Written task – Reproduce all lines of the listing below in which the word "yrken" occurs.
+---+
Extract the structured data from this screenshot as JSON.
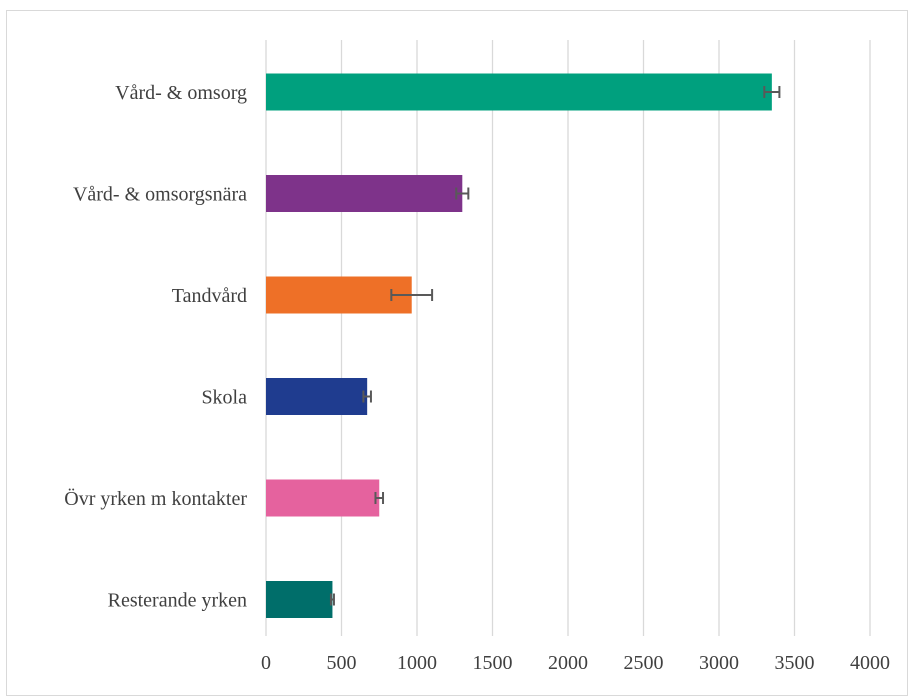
{
  "chart_data": {
    "type": "bar",
    "orientation": "horizontal",
    "title": "",
    "xlabel": "",
    "ylabel": "",
    "xlim": [
      0,
      4000
    ],
    "x_ticks": [
      0,
      500,
      1000,
      1500,
      2000,
      2500,
      3000,
      3500,
      4000
    ],
    "x_tick_labels": [
      "0",
      "500",
      "1000",
      "1500",
      "2000",
      "2500",
      "3000",
      "3500",
      "4000"
    ],
    "grid": "vertical",
    "legend": "none",
    "categories": [
      "Vård- & omsorg",
      "Vård- & omsorgsnära",
      "Tandvård",
      "Skola",
      "Övr yrken m kontakter",
      "Resterande yrken"
    ],
    "values": [
      3350,
      1300,
      965,
      670,
      750,
      440
    ],
    "error_low": [
      3300,
      1260,
      830,
      645,
      725,
      430
    ],
    "error_high": [
      3400,
      1340,
      1100,
      695,
      775,
      450
    ],
    "colors": [
      "#00A07E",
      "#7E338A",
      "#EE7027",
      "#1F3C8F",
      "#E5629E",
      "#006E6A"
    ],
    "error_bar_color": "#595959",
    "grid_color": "#d9d9d9"
  }
}
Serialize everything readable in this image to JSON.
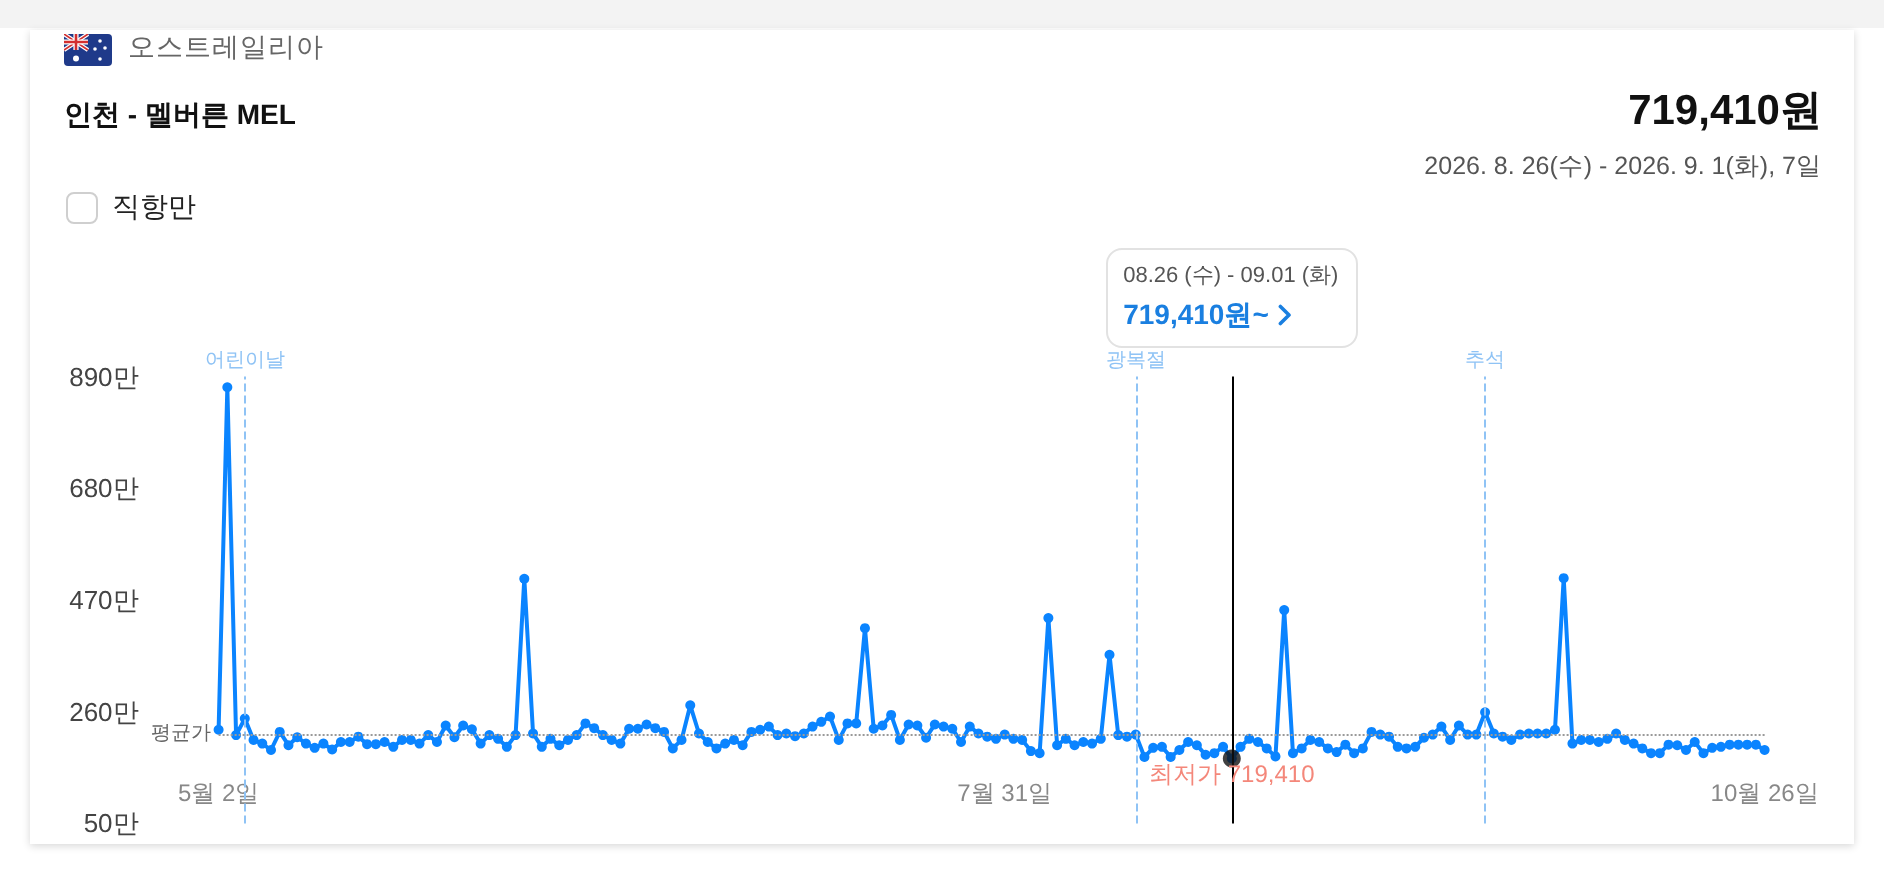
{
  "chart_data": {
    "type": "line",
    "title": "인천 - 멜버른 MEL",
    "subtitle": "2026. 8. 26(수) - 2026. 9. 1(화), 7일",
    "annotations": [
      "오스트레일리아",
      "719,410원",
      "직항만",
      "08.26 (수) - 09.01 (화)",
      "719,410원~",
      "최저가 719,410"
    ],
    "x": [
      "2026-05-02",
      "2026-05-03",
      "2026-05-04",
      "2026-05-05",
      "2026-05-06",
      "2026-05-07",
      "2026-05-08",
      "2026-05-09",
      "2026-05-10",
      "2026-05-11",
      "2026-05-12",
      "2026-05-13",
      "2026-05-14",
      "2026-05-15",
      "2026-05-16",
      "2026-05-17",
      "2026-05-18",
      "2026-05-19",
      "2026-05-20",
      "2026-05-21",
      "2026-05-22",
      "2026-05-23",
      "2026-05-24",
      "2026-05-25",
      "2026-05-26",
      "2026-05-27",
      "2026-05-28",
      "2026-05-29",
      "2026-05-30",
      "2026-05-31",
      "2026-06-01",
      "2026-06-02",
      "2026-06-03",
      "2026-06-04",
      "2026-06-05",
      "2026-06-06",
      "2026-06-07",
      "2026-06-08",
      "2026-06-09",
      "2026-06-10",
      "2026-06-11",
      "2026-06-12",
      "2026-06-13",
      "2026-06-14",
      "2026-06-15",
      "2026-06-16",
      "2026-06-17",
      "2026-06-18",
      "2026-06-19",
      "2026-06-20",
      "2026-06-21",
      "2026-06-22",
      "2026-06-23",
      "2026-06-24",
      "2026-06-25",
      "2026-06-26",
      "2026-06-27",
      "2026-06-28",
      "2026-06-29",
      "2026-06-30",
      "2026-07-01",
      "2026-07-02",
      "2026-07-03",
      "2026-07-04",
      "2026-07-05",
      "2026-07-06",
      "2026-07-07",
      "2026-07-08",
      "2026-07-09",
      "2026-07-10",
      "2026-07-11",
      "2026-07-12",
      "2026-07-13",
      "2026-07-14",
      "2026-07-15",
      "2026-07-16",
      "2026-07-17",
      "2026-07-18",
      "2026-07-19",
      "2026-07-20",
      "2026-07-21",
      "2026-07-22",
      "2026-07-23",
      "2026-07-24",
      "2026-07-25",
      "2026-07-26",
      "2026-07-27",
      "2026-07-28",
      "2026-07-29",
      "2026-07-30",
      "2026-07-31",
      "2026-08-01",
      "2026-08-02",
      "2026-08-03",
      "2026-08-04",
      "2026-08-05",
      "2026-08-06",
      "2026-08-07",
      "2026-08-08",
      "2026-08-09",
      "2026-08-10",
      "2026-08-11",
      "2026-08-12",
      "2026-08-13",
      "2026-08-14",
      "2026-08-15",
      "2026-08-16",
      "2026-08-17",
      "2026-08-18",
      "2026-08-19",
      "2026-08-20",
      "2026-08-21",
      "2026-08-22",
      "2026-08-23",
      "2026-08-24",
      "2026-08-25",
      "2026-08-26",
      "2026-08-27",
      "2026-08-28",
      "2026-08-29",
      "2026-08-30",
      "2026-08-31",
      "2026-09-01",
      "2026-09-02",
      "2026-09-03",
      "2026-09-04",
      "2026-09-05",
      "2026-09-06",
      "2026-09-07",
      "2026-09-08",
      "2026-09-09",
      "2026-09-10",
      "2026-09-11",
      "2026-09-12",
      "2026-09-13",
      "2026-09-14",
      "2026-09-15",
      "2026-09-16",
      "2026-09-17",
      "2026-09-18",
      "2026-09-19",
      "2026-09-20",
      "2026-09-21",
      "2026-09-22",
      "2026-09-23",
      "2026-09-24",
      "2026-09-25",
      "2026-09-26",
      "2026-09-27",
      "2026-09-28",
      "2026-09-29",
      "2026-09-30",
      "2026-10-01",
      "2026-10-02",
      "2026-10-03",
      "2026-10-04",
      "2026-10-05",
      "2026-10-06",
      "2026-10-07",
      "2026-10-08",
      "2026-10-09",
      "2026-10-10",
      "2026-10-11",
      "2026-10-12",
      "2026-10-13",
      "2026-10-14",
      "2026-10-15",
      "2026-10-16",
      "2026-10-17",
      "2026-10-18",
      "2026-10-19",
      "2026-10-20",
      "2026-10-21",
      "2026-10-22",
      "2026-10-23",
      "2026-10-24",
      "2026-10-25",
      "2026-10-26"
    ],
    "series": [
      {
        "color": "#0a84ff",
        "values": [
          226,
          870,
          216,
          247,
          207,
          200,
          188,
          222,
          197,
          212,
          200,
          192,
          200,
          189,
          203,
          203,
          213,
          199,
          199,
          203,
          194,
          207,
          207,
          200,
          216,
          203,
          234,
          212,
          234,
          227,
          200,
          216,
          209,
          194,
          216,
          510,
          219,
          194,
          209,
          197,
          207,
          216,
          238,
          229,
          216,
          207,
          200,
          228,
          228,
          236,
          229,
          222,
          191,
          207,
          272,
          219,
          203,
          191,
          200,
          207,
          197,
          222,
          226,
          232,
          216,
          219,
          214,
          219,
          232,
          241,
          251,
          207,
          238,
          238,
          417,
          228,
          234,
          254,
          207,
          236,
          234,
          211,
          236,
          232,
          228,
          203,
          232,
          219,
          213,
          209,
          217,
          209,
          207,
          186,
          182,
          436,
          197,
          209,
          197,
          203,
          200,
          209,
          367,
          216,
          213,
          217,
          175,
          192,
          194,
          175,
          188,
          203,
          197,
          179,
          182,
          194,
          172,
          194,
          209,
          203,
          191,
          176,
          451,
          182,
          191,
          207,
          203,
          191,
          184,
          198,
          182,
          191,
          222,
          217,
          213,
          194,
          191,
          194,
          211,
          217,
          232,
          207,
          234,
          217,
          217,
          259,
          219,
          213,
          207,
          217,
          219,
          219,
          219,
          226,
          511,
          200,
          207,
          207,
          203,
          209,
          219,
          207,
          200,
          191,
          182,
          182,
          198,
          197,
          188,
          203,
          182,
          192,
          194,
          198,
          198,
          198,
          198,
          188
        ]
      },
      {
        "type": "scatter",
        "color": "#111111",
        "x": [
          "2026-08-26"
        ],
        "values": [
          172
        ]
      }
    ],
    "xlim": [
      "2026-05-02",
      "2026-10-26"
    ],
    "xticks": [
      {
        "value": "2026-05-02",
        "label": "5월 2일"
      },
      {
        "value": "2026-07-31",
        "label": "7월 31일"
      },
      {
        "value": "2026-10-26",
        "label": "10월 26일"
      }
    ],
    "ylim": [
      50,
      890
    ],
    "yticks": [
      {
        "value": 50,
        "label": "50만"
      },
      {
        "value": 260,
        "label": "260만"
      },
      {
        "value": 470,
        "label": "470만"
      },
      {
        "value": 680,
        "label": "680만"
      },
      {
        "value": 890,
        "label": "890만"
      }
    ],
    "ref_lines": [
      {
        "axis": "x",
        "value": "2026-05-05",
        "label": "어린이날",
        "color": "#8fc3f5",
        "line_style": "dashed"
      },
      {
        "axis": "x",
        "value": "2026-08-15",
        "label": "광복절",
        "color": "#8fc3f5",
        "line_style": "dashed"
      },
      {
        "axis": "x",
        "value": "2026-09-24",
        "label": "추석",
        "color": "#8fc3f5",
        "line_style": "dashed"
      },
      {
        "axis": "y",
        "value": 219,
        "label": "평균가",
        "color": "#9a9a9a",
        "line_style": "dotted"
      },
      {
        "axis": "x",
        "value": "2026-08-26",
        "color": "#000000",
        "line_style": "solid"
      }
    ],
    "grid": false,
    "marker": "circle",
    "line_style": "solid"
  }
}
+---+
Solution for this task –
      "Övr yrken m kontakter",
      "Resterande yrken"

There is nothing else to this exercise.